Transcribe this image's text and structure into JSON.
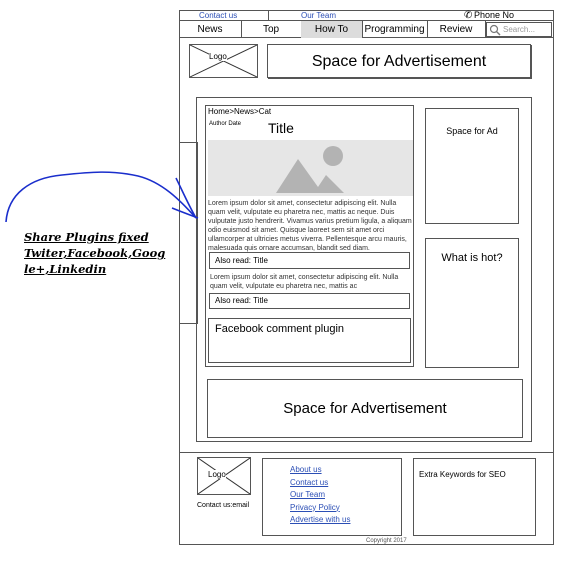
{
  "header": {
    "contact_link": "Contact us",
    "team_link": "Our Team",
    "phone": "Phone No"
  },
  "nav": {
    "items": [
      "News",
      "Top",
      "How To",
      "Programming",
      "Review"
    ],
    "search_placeholder": "Search..."
  },
  "top_banner": {
    "logo": "Logo",
    "ad": "Space for Advertisement"
  },
  "article": {
    "breadcrumb": "Home>News>Cat",
    "author_date": "Author Date",
    "title": "Title",
    "lorem_1": "Lorem ipsum dolor sit amet, consectetur adipiscing elit. Nulla quam velit, vulputate eu pharetra nec, mattis ac neque. Duis vulputate justo hendrerit. Vivamus varius pretium ligula, a aliquam odio euismod sit amet. Quisque laoreet sem sit amet orci ullamcorper at ultricies metus viverra. Pellentesque arcu mauris, malesuada quis ornare accumsan, blandit sed diam.",
    "also_read_1": "Also read: Title",
    "lorem_2": "Lorem ipsum dolor sit amet, consectetur adipiscing elit. Nulla quam velit, vulputate eu pharetra nec, mattis ac",
    "also_read_2": "Also read: Title",
    "facebook_comments": "Facebook comment plugin"
  },
  "sidebar": {
    "ad": "Space for Ad",
    "hot": "What is hot?"
  },
  "bottom_ad": "Space for Advertisement",
  "annotation": {
    "text": "Share Plugins fixed Twiter,Facebook,Goog le+,Linkedin"
  },
  "footer": {
    "logo": "Logo",
    "contact": "Contact us:email",
    "links": [
      "About us",
      "Contact us",
      "Our Team",
      "Privacy Policy",
      "Advertise with us"
    ],
    "keywords": "Extra Keywords for SEO",
    "copyright": "Copyright 2017"
  },
  "colors": {
    "link": "#2b4eb5",
    "annotation_ink": "#1a2ecc",
    "nav_active": "#dcdcdc",
    "image_placeholder": "#e6e6e6"
  }
}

====

Where a line holds "quam", copy that line.

    "lorem_1": "Lorem ipsum dolor sit amet, consectetur adipiscing elit. Nulla quam velit, vulputate eu pharetra nec, mattis ac neque. Duis vulputate justo hendrerit. Vivamus varius pretium ligula, a aliquam odio euismod sit amet. Quisque laoreet sem sit amet orci ullamcorper at ultricies metus viverra. Pellentesque arcu mauris, malesuada quis ornare accumsan, blandit sed diam.",
    "lorem_2": "Lorem ipsum dolor sit amet, consectetur adipiscing elit. Nulla quam velit, vulputate eu pharetra nec, mattis ac",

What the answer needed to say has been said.